> The request
Repeat the listing below in full, exactly as it stands.
+++
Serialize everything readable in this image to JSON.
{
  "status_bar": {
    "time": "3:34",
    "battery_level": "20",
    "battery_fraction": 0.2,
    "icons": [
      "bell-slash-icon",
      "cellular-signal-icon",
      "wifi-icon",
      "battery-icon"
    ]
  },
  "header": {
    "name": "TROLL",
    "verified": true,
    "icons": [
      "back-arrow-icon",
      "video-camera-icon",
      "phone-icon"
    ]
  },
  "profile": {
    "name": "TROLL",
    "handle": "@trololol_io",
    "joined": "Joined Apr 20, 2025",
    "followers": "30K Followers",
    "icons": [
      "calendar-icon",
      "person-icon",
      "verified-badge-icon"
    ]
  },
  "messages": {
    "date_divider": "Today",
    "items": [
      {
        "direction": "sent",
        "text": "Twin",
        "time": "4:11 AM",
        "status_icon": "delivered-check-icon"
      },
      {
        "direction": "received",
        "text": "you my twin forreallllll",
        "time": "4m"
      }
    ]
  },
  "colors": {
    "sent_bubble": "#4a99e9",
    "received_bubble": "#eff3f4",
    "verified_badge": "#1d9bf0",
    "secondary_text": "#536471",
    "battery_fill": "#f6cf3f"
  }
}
+++
> Finished answer
Serialize everything readable in this image to JSON.
{
  "status_bar": {
    "time": "3:34",
    "battery_level": "20",
    "battery_fraction": 0.2,
    "icons": [
      "bell-slash-icon",
      "cellular-signal-icon",
      "wifi-icon",
      "battery-icon"
    ]
  },
  "header": {
    "name": "TROLL",
    "verified": true,
    "icons": [
      "back-arrow-icon",
      "video-camera-icon",
      "phone-icon"
    ]
  },
  "profile": {
    "name": "TROLL",
    "handle": "@trololol_io",
    "joined": "Joined Apr 20, 2025",
    "followers": "30K Followers",
    "icons": [
      "calendar-icon",
      "person-icon",
      "verified-badge-icon"
    ]
  },
  "messages": {
    "date_divider": "Today",
    "items": [
      {
        "direction": "sent",
        "text": "Twin",
        "time": "4:11 AM",
        "status_icon": "delivered-check-icon"
      },
      {
        "direction": "received",
        "text": "you my twin forreallllll",
        "time": "4m"
      }
    ]
  },
  "colors": {
    "sent_bubble": "#4a99e9",
    "received_bubble": "#eff3f4",
    "verified_badge": "#1d9bf0",
    "secondary_text": "#536471",
    "battery_fill": "#f6cf3f"
  }
}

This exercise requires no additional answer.